#### PROBLEM TO WORK ON
Leaving out the pictures, retype all the material exactly.

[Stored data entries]
================================

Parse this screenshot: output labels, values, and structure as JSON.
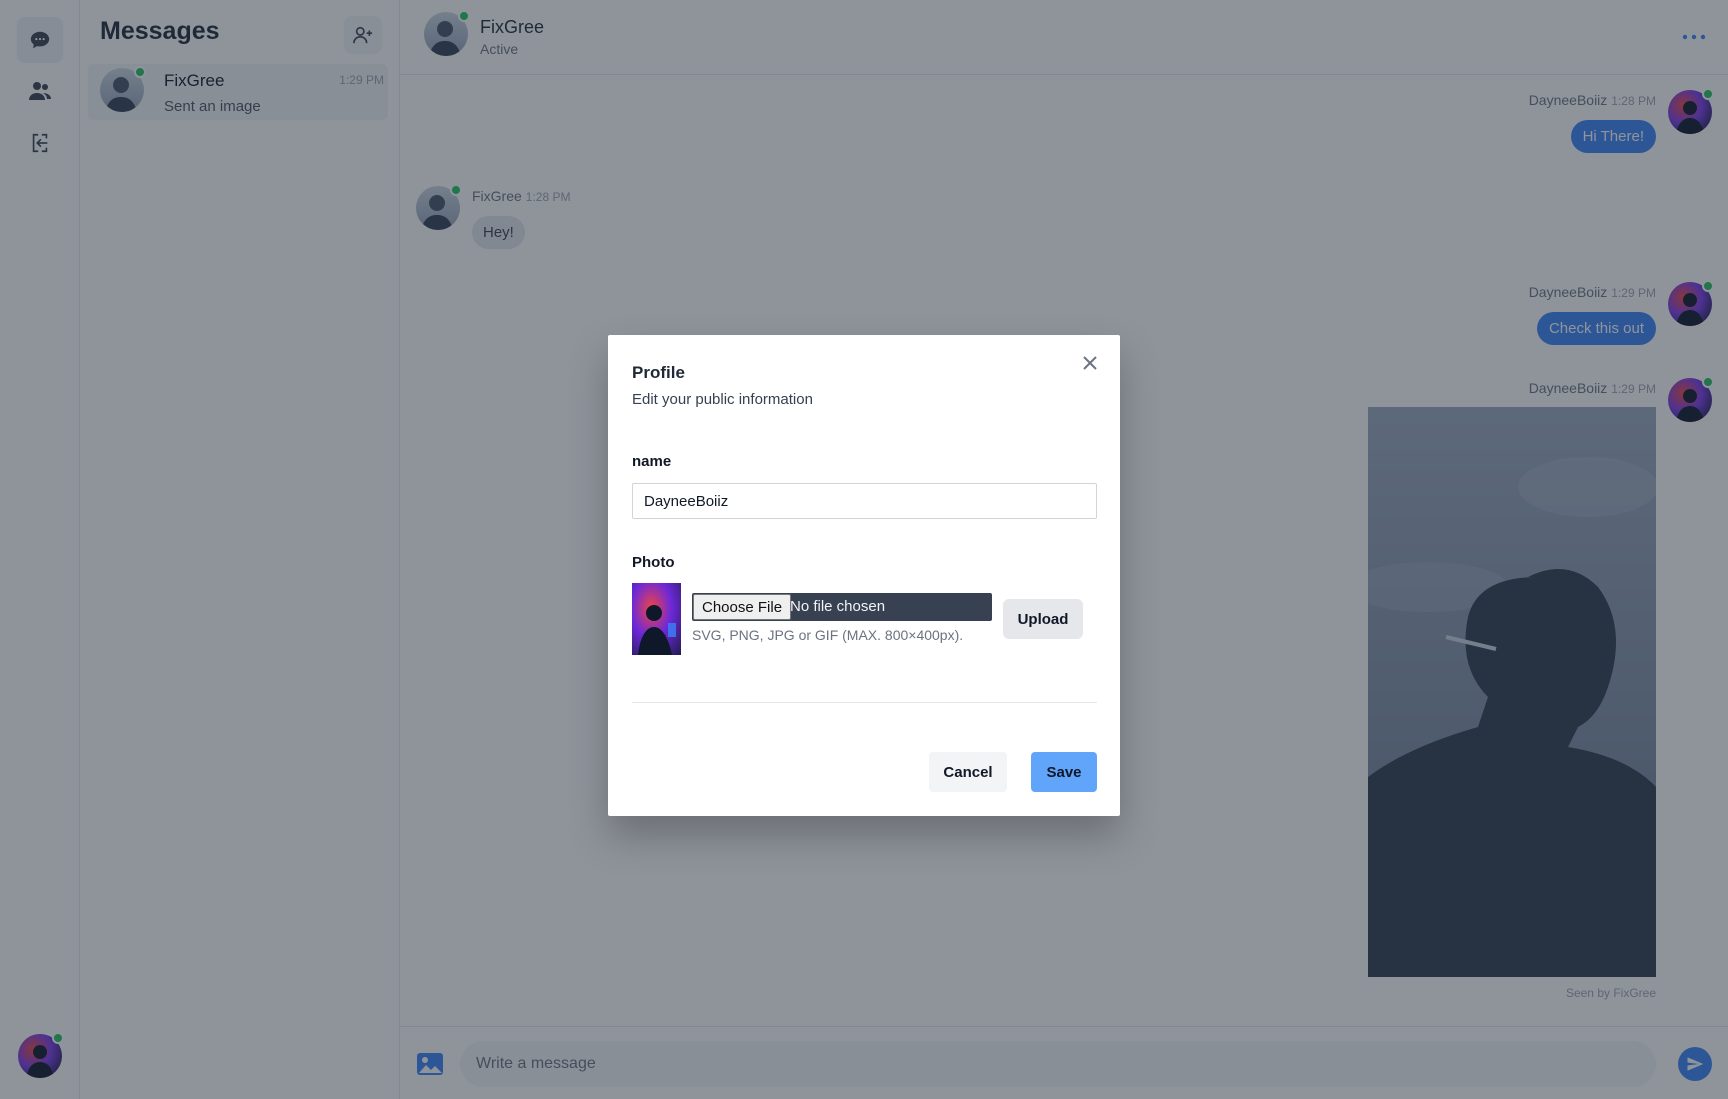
{
  "sidebar": {
    "title": "Messages",
    "conversations": [
      {
        "name": "FixGree",
        "last_message": "Sent an image",
        "time": "1:29 PM"
      }
    ]
  },
  "rail": {
    "icons": [
      "chat-bubble-icon",
      "users-icon",
      "logout-icon"
    ]
  },
  "chat": {
    "contact_name": "FixGree",
    "contact_status": "Active",
    "messages": [
      {
        "sender": "DayneeBoiiz",
        "time": "1:28 PM",
        "text": "Hi There!",
        "direction": "out"
      },
      {
        "sender": "FixGree",
        "time": "1:28 PM",
        "text": "Hey!",
        "direction": "in"
      },
      {
        "sender": "DayneeBoiiz",
        "time": "1:29 PM",
        "text": "Check this out",
        "direction": "out"
      },
      {
        "sender": "DayneeBoiiz",
        "time": "1:29 PM",
        "text": "",
        "direction": "out",
        "kind": "image"
      }
    ],
    "seen_text": "Seen by FixGree"
  },
  "composer": {
    "placeholder": "Write a message"
  },
  "modal": {
    "title": "Profile",
    "subtitle": "Edit your public information",
    "name_label": "name",
    "name_value": "DayneeBoiiz",
    "photo_label": "Photo",
    "choose_file_label": "Choose File",
    "file_status": "No file chosen",
    "file_hint": "SVG, PNG, JPG or GIF (MAX. 800×400px).",
    "upload_label": "Upload",
    "cancel_label": "Cancel",
    "save_label": "Save"
  },
  "colors": {
    "accent": "#3b82f6",
    "save_button": "#60a5fa",
    "online": "#22c55e",
    "overlay": "rgba(31,41,55,0.5)"
  }
}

================================

#### FULL RESPONSE
Parse this screenshot: output labels, values, and structure as JSON.
{
  "sidebar": {
    "title": "Messages",
    "conversations": [
      {
        "name": "FixGree",
        "last_message": "Sent an image",
        "time": "1:29 PM"
      }
    ]
  },
  "rail": {
    "icons": [
      "chat-bubble-icon",
      "users-icon",
      "logout-icon"
    ]
  },
  "chat": {
    "contact_name": "FixGree",
    "contact_status": "Active",
    "messages": [
      {
        "sender": "DayneeBoiiz",
        "time": "1:28 PM",
        "text": "Hi There!",
        "direction": "out"
      },
      {
        "sender": "FixGree",
        "time": "1:28 PM",
        "text": "Hey!",
        "direction": "in"
      },
      {
        "sender": "DayneeBoiiz",
        "time": "1:29 PM",
        "text": "Check this out",
        "direction": "out"
      },
      {
        "sender": "DayneeBoiiz",
        "time": "1:29 PM",
        "text": "",
        "direction": "out",
        "kind": "image"
      }
    ],
    "seen_text": "Seen by FixGree"
  },
  "composer": {
    "placeholder": "Write a message"
  },
  "modal": {
    "title": "Profile",
    "subtitle": "Edit your public information",
    "name_label": "name",
    "name_value": "DayneeBoiiz",
    "photo_label": "Photo",
    "choose_file_label": "Choose File",
    "file_status": "No file chosen",
    "file_hint": "SVG, PNG, JPG or GIF (MAX. 800×400px).",
    "upload_label": "Upload",
    "cancel_label": "Cancel",
    "save_label": "Save"
  },
  "colors": {
    "accent": "#3b82f6",
    "save_button": "#60a5fa",
    "online": "#22c55e",
    "overlay": "rgba(31,41,55,0.5)"
  }
}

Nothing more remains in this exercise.